**TASK DETAILS:** The entries below contain pictures. Retype everything except those pictures, exactly as given.

## start MATERIAL FOR THIS TASK

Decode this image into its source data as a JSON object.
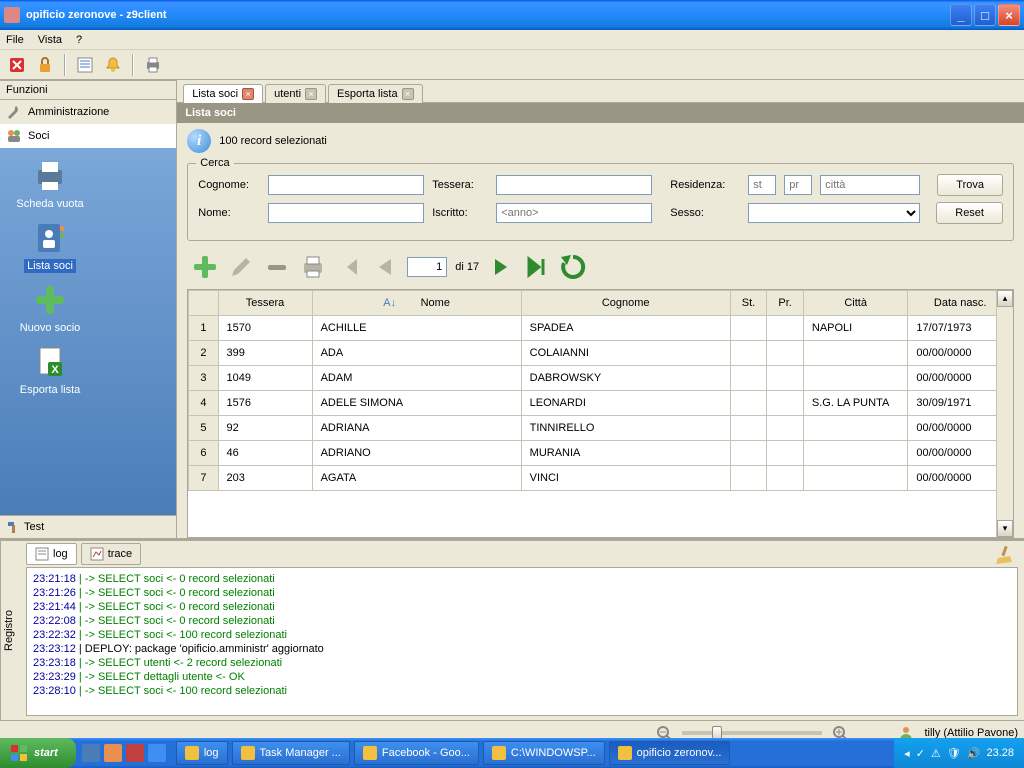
{
  "window": {
    "title": "opificio zeronove - z9client"
  },
  "menu": {
    "file": "File",
    "vista": "Vista",
    "help": "?"
  },
  "sidebar": {
    "heading": "Funzioni",
    "items": [
      {
        "label": "Amministrazione"
      },
      {
        "label": "Soci"
      }
    ],
    "icons": {
      "scheda_vuota": "Scheda vuota",
      "lista_soci": "Lista soci",
      "nuovo_socio": "Nuovo socio",
      "esporta_lista": "Esporta lista"
    },
    "footer": "Test"
  },
  "tabs": [
    {
      "label": "Lista soci",
      "active": true
    },
    {
      "label": "utenti",
      "active": false
    },
    {
      "label": "Esporta lista",
      "active": false
    }
  ],
  "panel": {
    "title": "Lista soci",
    "info": "100 record selezionati"
  },
  "cerca": {
    "legend": "Cerca",
    "cognome_lbl": "Cognome:",
    "nome_lbl": "Nome:",
    "tessera_lbl": "Tessera:",
    "iscritto_lbl": "Iscritto:",
    "iscritto_ph": "<anno>",
    "residenza_lbl": "Residenza:",
    "res_st_ph": "st",
    "res_pr_ph": "pr",
    "res_citta_ph": "città",
    "sesso_lbl": "Sesso:",
    "trova": "Trova",
    "reset": "Reset"
  },
  "paging": {
    "page": "1",
    "of_label": "di 17"
  },
  "grid": {
    "headers": {
      "tessera": "Tessera",
      "nome": "Nome",
      "cognome": "Cognome",
      "st": "St.",
      "pr": "Pr.",
      "citta": "Città",
      "data": "Data nasc."
    },
    "rows": [
      {
        "n": "1",
        "tessera": "1570",
        "nome": "ACHILLE",
        "cognome": "SPADEA",
        "st": "",
        "pr": "",
        "citta": "NAPOLI",
        "data": "17/07/1973"
      },
      {
        "n": "2",
        "tessera": "399",
        "nome": "ADA",
        "cognome": "COLAIANNI",
        "st": "",
        "pr": "",
        "citta": "",
        "data": "00/00/0000"
      },
      {
        "n": "3",
        "tessera": "1049",
        "nome": "ADAM",
        "cognome": "DABROWSKY",
        "st": "",
        "pr": "",
        "citta": "",
        "data": "00/00/0000"
      },
      {
        "n": "4",
        "tessera": "1576",
        "nome": "ADELE SIMONA",
        "cognome": "LEONARDI",
        "st": "",
        "pr": "",
        "citta": "S.G. LA PUNTA",
        "data": "30/09/1971"
      },
      {
        "n": "5",
        "tessera": "92",
        "nome": "ADRIANA",
        "cognome": "TINNIRELLO",
        "st": "",
        "pr": "",
        "citta": "",
        "data": "00/00/0000"
      },
      {
        "n": "6",
        "tessera": "46",
        "nome": "ADRIANO",
        "cognome": "MURANIA",
        "st": "",
        "pr": "",
        "citta": "",
        "data": "00/00/0000"
      },
      {
        "n": "7",
        "tessera": "203",
        "nome": "AGATA",
        "cognome": "VINCI",
        "st": "",
        "pr": "",
        "citta": "",
        "data": "00/00/0000"
      }
    ]
  },
  "log": {
    "tab_log": "log",
    "tab_trace": "trace",
    "side": "Registro",
    "lines": [
      {
        "ts": "23:21:18",
        "txt": " | -> SELECT soci <- 0 record selezionati",
        "cls": "g"
      },
      {
        "ts": "23:21:26",
        "txt": " | -> SELECT soci <- 0 record selezionati",
        "cls": "g"
      },
      {
        "ts": "23:21:44",
        "txt": " | -> SELECT soci <- 0 record selezionati",
        "cls": "g"
      },
      {
        "ts": "23:22:08",
        "txt": " | -> SELECT soci <- 0 record selezionati",
        "cls": "g"
      },
      {
        "ts": "23:22:32",
        "txt": " | -> SELECT soci <- 100 record selezionati",
        "cls": "g"
      },
      {
        "ts": "23:23:12",
        "txt": " | DEPLOY: package 'opificio.amministr' aggiornato",
        "cls": "k"
      },
      {
        "ts": "23:23:18",
        "txt": " | -> SELECT utenti <- 2 record selezionati",
        "cls": "g"
      },
      {
        "ts": "23:23:29",
        "txt": " | -> SELECT dettagli utente <- OK",
        "cls": "g"
      },
      {
        "ts": "23:28:10",
        "txt": " | -> SELECT soci <- 100 record selezionati",
        "cls": "g"
      }
    ]
  },
  "status": {
    "user": "tilly (Attilio Pavone)"
  },
  "taskbar": {
    "start": "start",
    "items": [
      {
        "label": "log"
      },
      {
        "label": "Task Manager ..."
      },
      {
        "label": "Facebook - Goo..."
      },
      {
        "label": "C:\\WINDOWSP..."
      },
      {
        "label": "opificio zeronov..."
      }
    ],
    "clock": "23.28"
  }
}
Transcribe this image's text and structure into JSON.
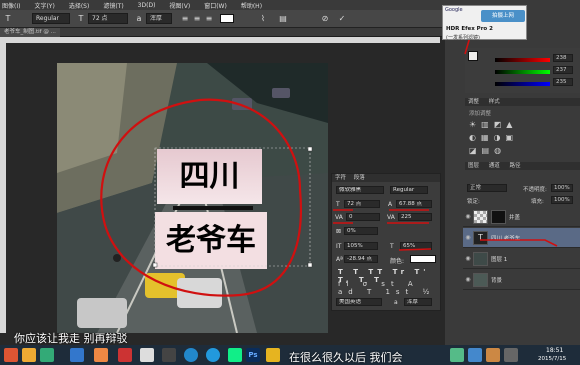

## end MATERIAL FOR THIS TASK

**FINISHED TASK:**
Decode this image into its source data as a JSON object.
{
  "window": {
    "title": "opificio zeronove - z9client"
  },
  "menu": {
    "file": "File",
    "vista": "Vista",
    "help": "?"
  },
  "sidebar": {
    "heading": "Funzioni",
    "items": [
      {
        "label": "Amministrazione"
      },
      {
        "label": "Soci"
      }
    ],
    "icons": {
      "scheda_vuota": "Scheda vuota",
      "lista_soci": "Lista soci",
      "nuovo_socio": "Nuovo socio",
      "esporta_lista": "Esporta lista"
    },
    "footer": "Test"
  },
  "tabs": [
    {
      "label": "Lista soci",
      "active": true
    },
    {
      "label": "utenti",
      "active": false
    },
    {
      "label": "Esporta lista",
      "active": false
    }
  ],
  "panel": {
    "title": "Lista soci",
    "info": "100 record selezionati"
  },
  "cerca": {
    "legend": "Cerca",
    "cognome_lbl": "Cognome:",
    "nome_lbl": "Nome:",
    "tessera_lbl": "Tessera:",
    "iscritto_lbl": "Iscritto:",
    "iscritto_ph": "<anno>",
    "residenza_lbl": "Residenza:",
    "res_st_ph": "st",
    "res_pr_ph": "pr",
    "res_citta_ph": "città",
    "sesso_lbl": "Sesso:",
    "trova": "Trova",
    "reset": "Reset"
  },
  "paging": {
    "page": "1",
    "of_label": "di 17"
  },
  "grid": {
    "headers": {
      "tessera": "Tessera",
      "nome": "Nome",
      "cognome": "Cognome",
      "st": "St.",
      "pr": "Pr.",
      "citta": "Città",
      "data": "Data nasc."
    },
    "rows": [
      {
        "n": "1",
        "tessera": "1570",
        "nome": "ACHILLE",
        "cognome": "SPADEA",
        "st": "",
        "pr": "",
        "citta": "NAPOLI",
        "data": "17/07/1973"
      },
      {
        "n": "2",
        "tessera": "399",
        "nome": "ADA",
        "cognome": "COLAIANNI",
        "st": "",
        "pr": "",
        "citta": "",
        "data": "00/00/0000"
      },
      {
        "n": "3",
        "tessera": "1049",
        "nome": "ADAM",
        "cognome": "DABROWSKY",
        "st": "",
        "pr": "",
        "citta": "",
        "data": "00/00/0000"
      },
      {
        "n": "4",
        "tessera": "1576",
        "nome": "ADELE SIMONA",
        "cognome": "LEONARDI",
        "st": "",
        "pr": "",
        "citta": "S.G. LA PUNTA",
        "data": "30/09/1971"
      },
      {
        "n": "5",
        "tessera": "92",
        "nome": "ADRIANA",
        "cognome": "TINNIRELLO",
        "st": "",
        "pr": "",
        "citta": "",
        "data": "00/00/0000"
      },
      {
        "n": "6",
        "tessera": "46",
        "nome": "ADRIANO",
        "cognome": "MURANIA",
        "st": "",
        "pr": "",
        "citta": "",
        "data": "00/00/0000"
      },
      {
        "n": "7",
        "tessera": "203",
        "nome": "AGATA",
        "cognome": "VINCI",
        "st": "",
        "pr": "",
        "citta": "",
        "data": "00/00/0000"
      }
    ]
  },
  "log": {
    "tab_log": "log",
    "tab_trace": "trace",
    "side": "Registro",
    "lines": [
      {
        "ts": "23:21:18",
        "txt": " | -> SELECT soci <- 0 record selezionati",
        "cls": "g"
      },
      {
        "ts": "23:21:26",
        "txt": " | -> SELECT soci <- 0 record selezionati",
        "cls": "g"
      },
      {
        "ts": "23:21:44",
        "txt": " | -> SELECT soci <- 0 record selezionati",
        "cls": "g"
      },
      {
        "ts": "23:22:08",
        "txt": " | -> SELECT soci <- 0 record selezionati",
        "cls": "g"
      },
      {
        "ts": "23:22:32",
        "txt": " | -> SELECT soci <- 100 record selezionati",
        "cls": "g"
      },
      {
        "ts": "23:23:12",
        "txt": " | DEPLOY: package 'opificio.amministr' aggiornato",
        "cls": "k"
      },
      {
        "ts": "23:23:18",
        "txt": " | -> SELECT utenti <- 2 record selezionati",
        "cls": "g"
      },
      {
        "ts": "23:23:29",
        "txt": " | -> SELECT dettagli utente <- OK",
        "cls": "g"
      },
      {
        "ts": "23:28:10",
        "txt": " | -> SELECT soci <- 100 record selezionati",
        "cls": "g"
      }
    ]
  },
  "status": {
    "user": "tilly (Attilio Pavone)"
  },
  "taskbar": {
    "start": "start",
    "items": [
      {
        "label": "log"
      },
      {
        "label": "Task Manager ..."
      },
      {
        "label": "Facebook - Goo..."
      },
      {
        "label": "C:\\WINDOWSP..."
      },
      {
        "label": "opificio zeronov..."
      }
    ],
    "clock": "23.28"
  }
}
Transcribe this image's text and structure into JSON.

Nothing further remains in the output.